> **Exercise directions**
Your task is to transcribe all the entries exactly, excluding pictures.

Figure record extracts:
#####

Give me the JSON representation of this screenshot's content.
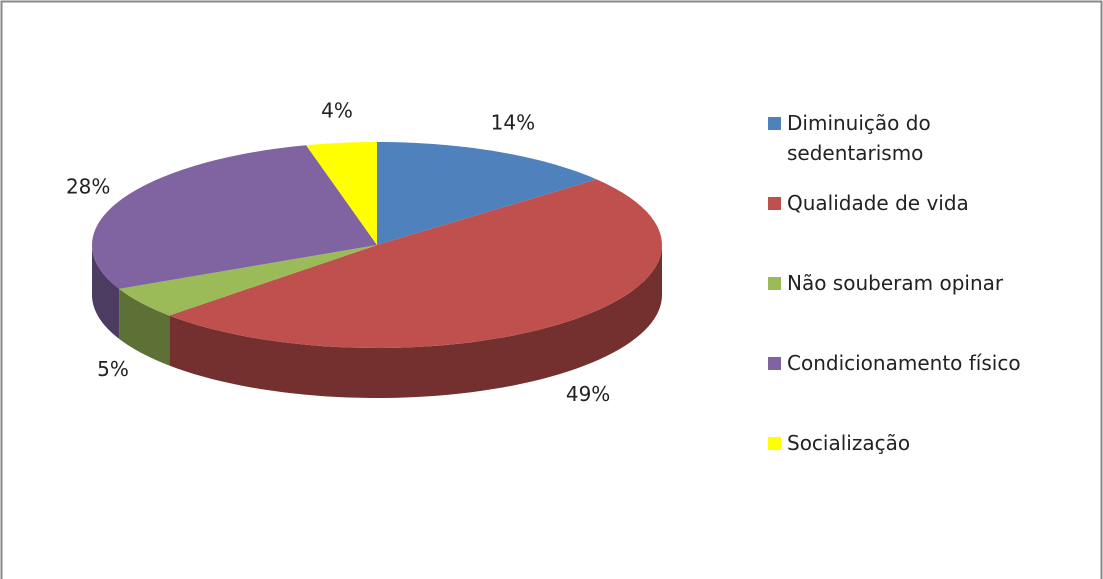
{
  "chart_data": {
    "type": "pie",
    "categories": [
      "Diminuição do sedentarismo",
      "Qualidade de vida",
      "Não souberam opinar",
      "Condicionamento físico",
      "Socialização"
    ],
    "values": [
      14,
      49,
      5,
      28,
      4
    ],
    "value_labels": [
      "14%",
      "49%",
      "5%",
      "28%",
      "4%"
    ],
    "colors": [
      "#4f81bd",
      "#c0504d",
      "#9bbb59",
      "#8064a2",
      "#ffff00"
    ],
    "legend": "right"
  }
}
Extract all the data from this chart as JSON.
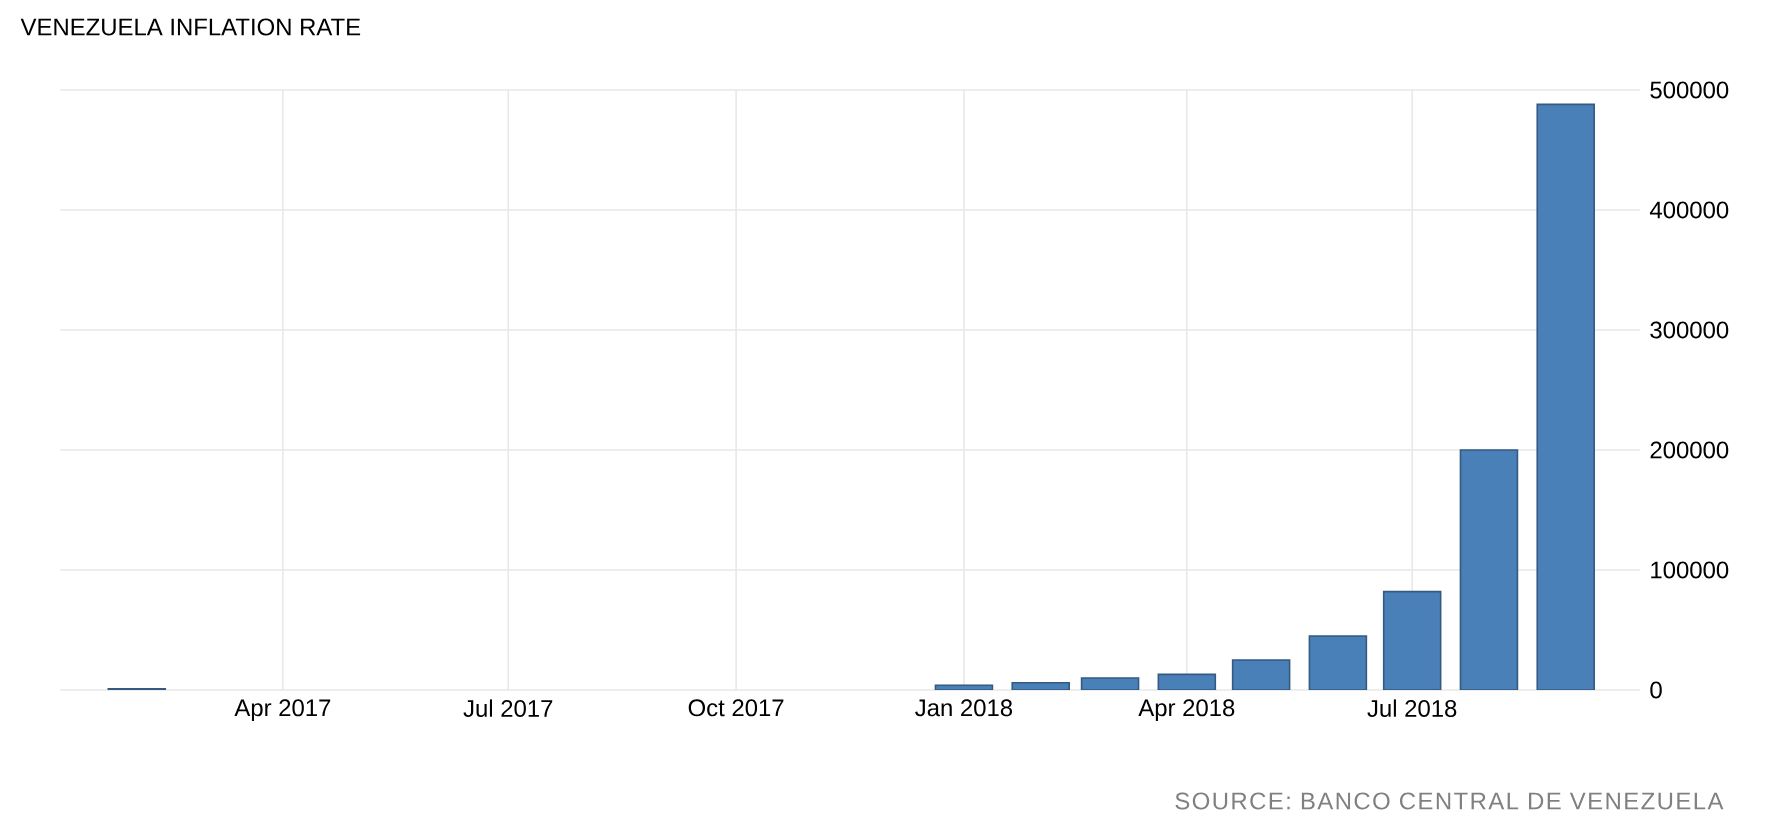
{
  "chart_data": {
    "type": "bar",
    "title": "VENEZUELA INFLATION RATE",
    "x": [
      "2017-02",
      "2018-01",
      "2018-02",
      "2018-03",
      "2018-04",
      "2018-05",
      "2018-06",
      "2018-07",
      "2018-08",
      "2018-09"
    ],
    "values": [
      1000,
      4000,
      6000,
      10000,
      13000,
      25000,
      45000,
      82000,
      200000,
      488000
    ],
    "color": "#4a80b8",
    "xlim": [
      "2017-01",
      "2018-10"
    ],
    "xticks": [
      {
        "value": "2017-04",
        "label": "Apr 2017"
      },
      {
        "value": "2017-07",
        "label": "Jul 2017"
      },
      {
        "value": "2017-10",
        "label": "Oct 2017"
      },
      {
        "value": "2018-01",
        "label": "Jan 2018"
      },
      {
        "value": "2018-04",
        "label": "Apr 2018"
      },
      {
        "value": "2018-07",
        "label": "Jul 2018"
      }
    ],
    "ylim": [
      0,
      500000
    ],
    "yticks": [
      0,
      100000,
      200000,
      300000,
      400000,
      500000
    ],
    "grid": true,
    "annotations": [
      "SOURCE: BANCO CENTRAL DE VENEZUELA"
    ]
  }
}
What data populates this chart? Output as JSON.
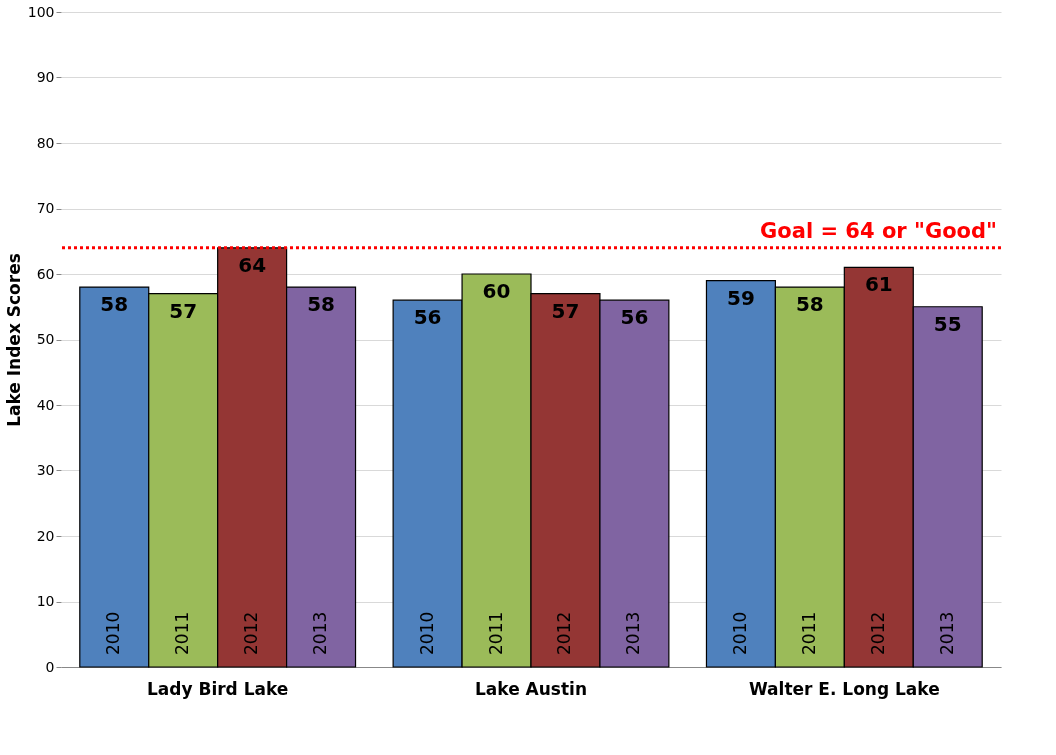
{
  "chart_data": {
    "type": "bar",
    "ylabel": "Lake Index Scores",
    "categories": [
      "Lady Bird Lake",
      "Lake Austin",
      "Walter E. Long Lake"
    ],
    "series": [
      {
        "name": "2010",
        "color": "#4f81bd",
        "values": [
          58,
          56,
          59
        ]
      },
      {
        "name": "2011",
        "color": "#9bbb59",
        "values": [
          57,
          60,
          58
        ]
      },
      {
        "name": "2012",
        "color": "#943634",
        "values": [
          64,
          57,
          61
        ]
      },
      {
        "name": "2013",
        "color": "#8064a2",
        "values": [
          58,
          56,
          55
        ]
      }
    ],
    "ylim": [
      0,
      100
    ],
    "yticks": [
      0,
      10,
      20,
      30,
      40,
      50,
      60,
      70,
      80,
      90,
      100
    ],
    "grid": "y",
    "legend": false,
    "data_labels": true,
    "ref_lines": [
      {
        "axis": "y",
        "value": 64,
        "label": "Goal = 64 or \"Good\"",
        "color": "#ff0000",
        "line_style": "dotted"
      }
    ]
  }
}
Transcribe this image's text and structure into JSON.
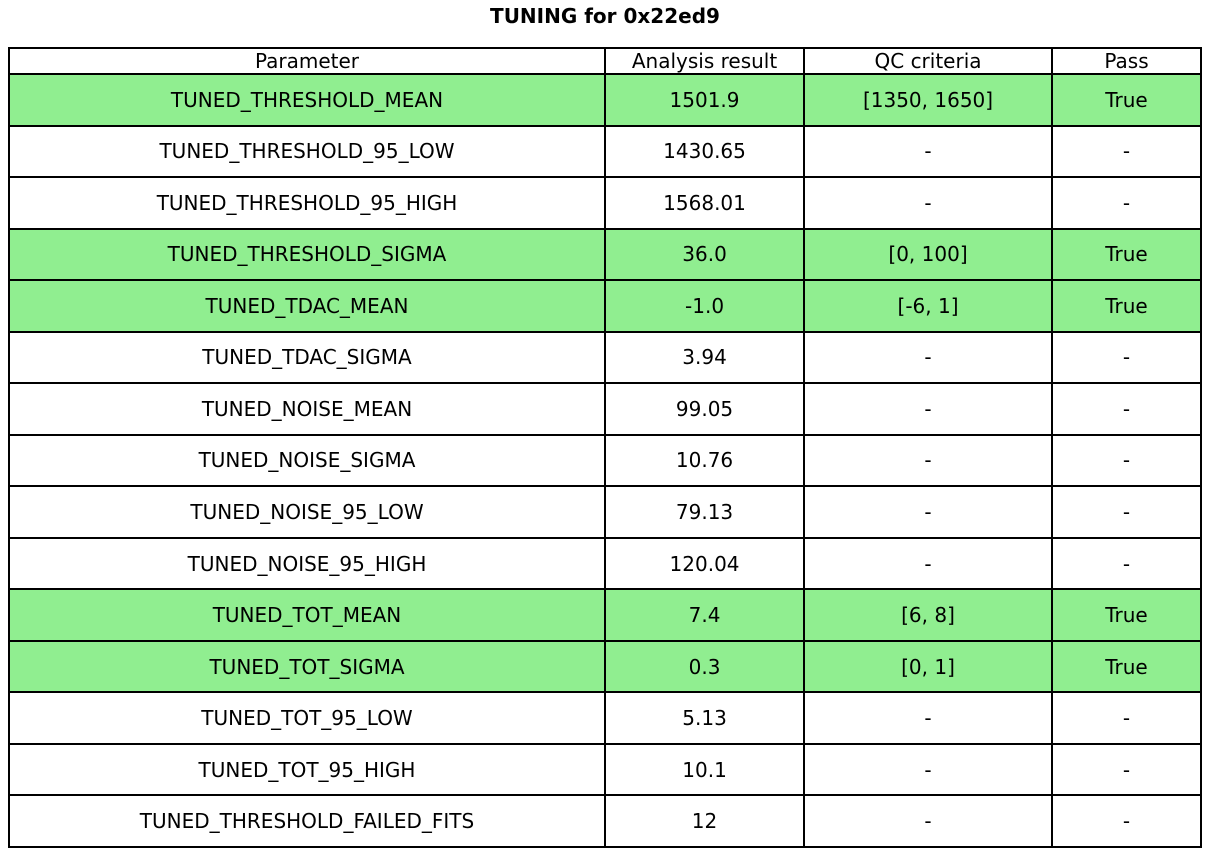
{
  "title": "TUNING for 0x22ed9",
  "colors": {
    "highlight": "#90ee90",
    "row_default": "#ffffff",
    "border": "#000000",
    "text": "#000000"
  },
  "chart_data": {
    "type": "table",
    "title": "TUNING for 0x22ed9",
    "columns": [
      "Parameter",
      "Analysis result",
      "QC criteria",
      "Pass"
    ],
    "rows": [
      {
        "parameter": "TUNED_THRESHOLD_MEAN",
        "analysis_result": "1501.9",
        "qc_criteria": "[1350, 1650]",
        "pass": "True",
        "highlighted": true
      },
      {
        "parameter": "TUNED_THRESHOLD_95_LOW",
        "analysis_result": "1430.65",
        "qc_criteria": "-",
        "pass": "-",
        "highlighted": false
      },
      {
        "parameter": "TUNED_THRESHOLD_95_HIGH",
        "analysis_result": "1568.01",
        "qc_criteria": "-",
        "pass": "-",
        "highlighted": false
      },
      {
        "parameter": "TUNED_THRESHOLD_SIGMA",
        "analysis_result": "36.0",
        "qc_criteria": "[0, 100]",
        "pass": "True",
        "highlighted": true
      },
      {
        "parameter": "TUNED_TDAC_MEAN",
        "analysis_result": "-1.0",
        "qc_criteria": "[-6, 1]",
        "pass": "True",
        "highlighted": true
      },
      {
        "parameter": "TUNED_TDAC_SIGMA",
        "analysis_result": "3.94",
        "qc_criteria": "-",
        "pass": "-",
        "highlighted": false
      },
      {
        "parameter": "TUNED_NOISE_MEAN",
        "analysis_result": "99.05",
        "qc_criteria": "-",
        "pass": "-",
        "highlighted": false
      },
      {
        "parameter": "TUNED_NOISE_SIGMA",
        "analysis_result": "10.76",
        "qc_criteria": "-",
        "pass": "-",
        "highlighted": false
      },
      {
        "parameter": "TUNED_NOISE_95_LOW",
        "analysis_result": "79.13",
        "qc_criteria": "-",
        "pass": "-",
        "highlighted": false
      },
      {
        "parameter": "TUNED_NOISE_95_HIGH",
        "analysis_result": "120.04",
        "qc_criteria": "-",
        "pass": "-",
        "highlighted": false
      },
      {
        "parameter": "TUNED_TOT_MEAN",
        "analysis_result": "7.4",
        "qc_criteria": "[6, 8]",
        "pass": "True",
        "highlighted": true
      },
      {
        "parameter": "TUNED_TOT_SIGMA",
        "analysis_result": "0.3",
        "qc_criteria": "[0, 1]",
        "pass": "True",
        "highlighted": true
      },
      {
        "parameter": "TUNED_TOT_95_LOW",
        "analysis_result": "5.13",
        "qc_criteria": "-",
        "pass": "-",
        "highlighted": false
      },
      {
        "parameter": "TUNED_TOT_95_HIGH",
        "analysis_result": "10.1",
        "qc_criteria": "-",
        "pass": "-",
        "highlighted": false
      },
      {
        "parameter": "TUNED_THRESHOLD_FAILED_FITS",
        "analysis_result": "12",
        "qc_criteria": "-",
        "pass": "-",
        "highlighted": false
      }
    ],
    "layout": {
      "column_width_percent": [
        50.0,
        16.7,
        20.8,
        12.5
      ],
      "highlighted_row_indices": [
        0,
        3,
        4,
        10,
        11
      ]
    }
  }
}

#####

> **Result below**
Give me the JSON representation of this screenshot's content.
{
  "chart_data": {
    "type": "pie",
    "categories": [
      "Diminuição do sedentarismo",
      "Qualidade de vida",
      "Não souberam opinar",
      "Condicionamento físico",
      "Socialização"
    ],
    "values": [
      14,
      49,
      5,
      28,
      4
    ],
    "value_labels": [
      "14%",
      "49%",
      "5%",
      "28%",
      "4%"
    ],
    "colors": [
      "#4f81bd",
      "#c0504d",
      "#9bbb59",
      "#8064a2",
      "#ffff00"
    ],
    "legend": "right"
  }
}
Extract all the data from this chart as JSON.
{
  "chart_data": {
    "type": "bar",
    "title": "VENEZUELA INFLATION RATE",
    "x": [
      "2017-02",
      "2018-01",
      "2018-02",
      "2018-03",
      "2018-04",
      "2018-05",
      "2018-06",
      "2018-07",
      "2018-08",
      "2018-09"
    ],
    "values": [
      1000,
      4000,
      6000,
      10000,
      13000,
      25000,
      45000,
      82000,
      200000,
      488000
    ],
    "color": "#4a80b8",
    "xlim": [
      "2017-01",
      "2018-10"
    ],
    "xticks": [
      {
        "value": "2017-04",
        "label": "Apr 2017"
      },
      {
        "value": "2017-07",
        "label": "Jul 2017"
      },
      {
        "value": "2017-10",
        "label": "Oct 2017"
      },
      {
        "value": "2018-01",
        "label": "Jan 2018"
      },
      {
        "value": "2018-04",
        "label": "Apr 2018"
      },
      {
        "value": "2018-07",
        "label": "Jul 2018"
      }
    ],
    "ylim": [
      0,
      500000
    ],
    "yticks": [
      0,
      100000,
      200000,
      300000,
      400000,
      500000
    ],
    "grid": true,
    "annotations": [
      "SOURCE: BANCO CENTRAL DE VENEZUELA"
    ]
  }
}
What data populates this chart? Output as JSON.
{
  "chart_data": {
    "type": "bar",
    "ylabel": "Lake Index Scores",
    "categories": [
      "Lady Bird Lake",
      "Lake Austin",
      "Walter E. Long Lake"
    ],
    "series": [
      {
        "name": "2010",
        "color": "#4f81bd",
        "values": [
          58,
          56,
          59
        ]
      },
      {
        "name": "2011",
        "color": "#9bbb59",
        "values": [
          57,
          60,
          58
        ]
      },
      {
        "name": "2012",
        "color": "#943634",
        "values": [
          64,
          57,
          61
        ]
      },
      {
        "name": "2013",
        "color": "#8064a2",
        "values": [
          58,
          56,
          55
        ]
      }
    ],
    "ylim": [
      0,
      100
    ],
    "yticks": [
      0,
      10,
      20,
      30,
      40,
      50,
      60,
      70,
      80,
      90,
      100
    ],
    "grid": "y",
    "legend": false,
    "data_labels": true,
    "ref_lines": [
      {
        "axis": "y",
        "value": 64,
        "label": "Goal = 64 or \"Good\"",
        "color": "#ff0000",
        "line_style": "dotted"
      }
    ]
  }
}
Transcribe this image's text and structure into JSON.
{
  "title": "TUNING for 0x22ed9",
  "colors": {
    "highlight": "#90ee90",
    "row_default": "#ffffff",
    "border": "#000000",
    "text": "#000000"
  },
  "chart_data": {
    "type": "table",
    "title": "TUNING for 0x22ed9",
    "columns": [
      "Parameter",
      "Analysis result",
      "QC criteria",
      "Pass"
    ],
    "rows": [
      {
        "parameter": "TUNED_THRESHOLD_MEAN",
        "analysis_result": "1501.9",
        "qc_criteria": "[1350, 1650]",
        "pass": "True",
        "highlighted": true
      },
      {
        "parameter": "TUNED_THRESHOLD_95_LOW",
        "analysis_result": "1430.65",
        "qc_criteria": "-",
        "pass": "-",
        "highlighted": false
      },
      {
        "parameter": "TUNED_THRESHOLD_95_HIGH",
        "analysis_result": "1568.01",
        "qc_criteria": "-",
        "pass": "-",
        "highlighted": false
      },
      {
        "parameter": "TUNED_THRESHOLD_SIGMA",
        "analysis_result": "36.0",
        "qc_criteria": "[0, 100]",
        "pass": "True",
        "highlighted": true
      },
      {
        "parameter": "TUNED_TDAC_MEAN",
        "analysis_result": "-1.0",
        "qc_criteria": "[-6, 1]",
        "pass": "True",
        "highlighted": true
      },
      {
        "parameter": "TUNED_TDAC_SIGMA",
        "analysis_result": "3.94",
        "qc_criteria": "-",
        "pass": "-",
        "highlighted": false
      },
      {
        "parameter": "TUNED_NOISE_MEAN",
        "analysis_result": "99.05",
        "qc_criteria": "-",
        "pass": "-",
        "highlighted": false
      },
      {
        "parameter": "TUNED_NOISE_SIGMA",
        "analysis_result": "10.76",
        "qc_criteria": "-",
        "pass": "-",
        "highlighted": false
      },
      {
        "parameter": "TUNED_NOISE_95_LOW",
        "analysis_result": "79.13",
        "qc_criteria": "-",
        "pass": "-",
        "highlighted": false
      },
      {
        "parameter": "TUNED_NOISE_95_HIGH",
        "analysis_result": "120.04",
        "qc_criteria": "-",
        "pass": "-",
        "highlighted": false
      },
      {
        "parameter": "TUNED_TOT_MEAN",
        "analysis_result": "7.4",
        "qc_criteria": "[6, 8]",
        "pass": "True",
        "highlighted": true
      },
      {
        "parameter": "TUNED_TOT_SIGMA",
        "analysis_result": "0.3",
        "qc_criteria": "[0, 1]",
        "pass": "True",
        "highlighted": true
      },
      {
        "parameter": "TUNED_TOT_95_LOW",
        "analysis_result": "5.13",
        "qc_criteria": "-",
        "pass": "-",
        "highlighted": false
      },
      {
        "parameter": "TUNED_TOT_95_HIGH",
        "analysis_result": "10.1",
        "qc_criteria": "-",
        "pass": "-",
        "highlighted": false
      },
      {
        "parameter": "TUNED_THRESHOLD_FAILED_FITS",
        "analysis_result": "12",
        "qc_criteria": "-",
        "pass": "-",
        "highlighted": false
      }
    ],
    "layout": {
      "column_width_percent": [
        50.0,
        16.7,
        20.8,
        12.5
      ],
      "highlighted_row_indices": [
        0,
        3,
        4,
        10,
        11
      ]
    }
  }
}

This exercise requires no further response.